Go through the listing and return every line with "只种一端" in it.

-- Input start --

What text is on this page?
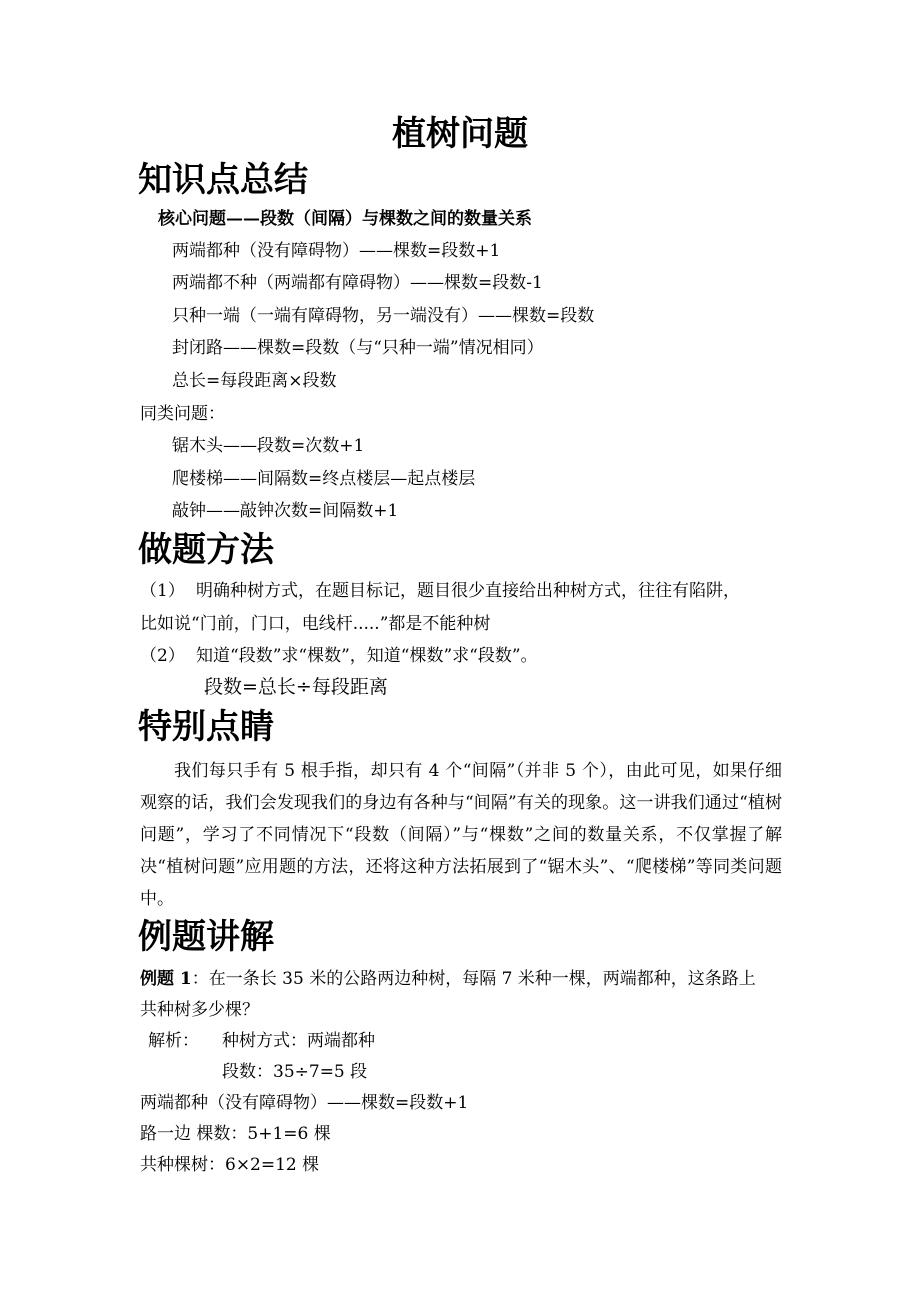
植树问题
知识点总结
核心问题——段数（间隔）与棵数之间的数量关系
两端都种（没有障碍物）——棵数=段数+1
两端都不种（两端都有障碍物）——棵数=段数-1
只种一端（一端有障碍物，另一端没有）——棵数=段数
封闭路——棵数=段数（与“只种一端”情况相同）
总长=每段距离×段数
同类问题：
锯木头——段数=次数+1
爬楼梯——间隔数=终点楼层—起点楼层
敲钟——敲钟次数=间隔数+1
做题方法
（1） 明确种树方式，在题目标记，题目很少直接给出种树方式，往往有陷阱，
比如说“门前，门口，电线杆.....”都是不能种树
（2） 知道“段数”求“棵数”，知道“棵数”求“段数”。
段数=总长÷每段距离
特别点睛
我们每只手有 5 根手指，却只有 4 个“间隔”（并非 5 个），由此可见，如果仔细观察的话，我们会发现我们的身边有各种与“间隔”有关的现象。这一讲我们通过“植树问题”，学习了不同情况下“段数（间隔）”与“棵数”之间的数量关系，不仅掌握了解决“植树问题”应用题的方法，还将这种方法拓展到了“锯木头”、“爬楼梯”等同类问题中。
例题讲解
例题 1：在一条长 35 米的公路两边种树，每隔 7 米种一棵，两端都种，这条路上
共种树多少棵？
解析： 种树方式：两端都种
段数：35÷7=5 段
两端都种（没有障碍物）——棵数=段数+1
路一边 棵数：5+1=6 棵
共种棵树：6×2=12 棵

-- Input end --
-- Input start --

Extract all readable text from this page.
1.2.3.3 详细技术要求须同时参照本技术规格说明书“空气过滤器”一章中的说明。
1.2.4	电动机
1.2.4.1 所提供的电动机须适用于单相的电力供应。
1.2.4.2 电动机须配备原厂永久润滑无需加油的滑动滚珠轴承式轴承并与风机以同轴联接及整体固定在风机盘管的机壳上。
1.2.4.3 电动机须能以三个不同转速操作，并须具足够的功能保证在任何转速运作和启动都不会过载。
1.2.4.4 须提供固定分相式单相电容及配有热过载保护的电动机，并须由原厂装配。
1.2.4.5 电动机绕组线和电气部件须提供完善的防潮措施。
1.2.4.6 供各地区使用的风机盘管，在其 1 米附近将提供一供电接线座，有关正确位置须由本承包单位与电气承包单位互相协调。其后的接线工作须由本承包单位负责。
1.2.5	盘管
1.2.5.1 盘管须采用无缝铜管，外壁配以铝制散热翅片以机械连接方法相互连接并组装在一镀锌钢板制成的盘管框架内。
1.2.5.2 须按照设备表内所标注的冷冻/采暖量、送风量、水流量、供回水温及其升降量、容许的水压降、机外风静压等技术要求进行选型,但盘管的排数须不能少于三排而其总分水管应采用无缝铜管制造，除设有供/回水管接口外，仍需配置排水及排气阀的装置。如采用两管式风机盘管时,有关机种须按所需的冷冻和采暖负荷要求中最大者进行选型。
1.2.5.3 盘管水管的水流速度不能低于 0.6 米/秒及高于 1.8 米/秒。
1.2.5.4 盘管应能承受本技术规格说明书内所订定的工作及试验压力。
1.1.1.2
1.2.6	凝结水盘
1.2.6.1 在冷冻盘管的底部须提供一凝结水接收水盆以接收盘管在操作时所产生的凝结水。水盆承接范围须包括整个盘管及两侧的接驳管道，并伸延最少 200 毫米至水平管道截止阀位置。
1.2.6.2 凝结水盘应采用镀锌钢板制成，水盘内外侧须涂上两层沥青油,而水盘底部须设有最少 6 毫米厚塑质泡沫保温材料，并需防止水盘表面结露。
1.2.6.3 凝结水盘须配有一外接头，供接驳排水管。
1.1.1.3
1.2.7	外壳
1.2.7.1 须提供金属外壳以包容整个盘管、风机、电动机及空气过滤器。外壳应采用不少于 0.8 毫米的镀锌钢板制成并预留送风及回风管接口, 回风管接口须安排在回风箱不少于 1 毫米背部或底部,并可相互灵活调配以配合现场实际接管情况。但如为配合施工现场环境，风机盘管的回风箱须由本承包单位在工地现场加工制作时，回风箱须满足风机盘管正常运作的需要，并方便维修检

-- Input end --

[Complete response]:
只种一端（一端有障碍物，另一端没有）——棵数=段数
封闭路——棵数=段数（与“只种一端”情况相同）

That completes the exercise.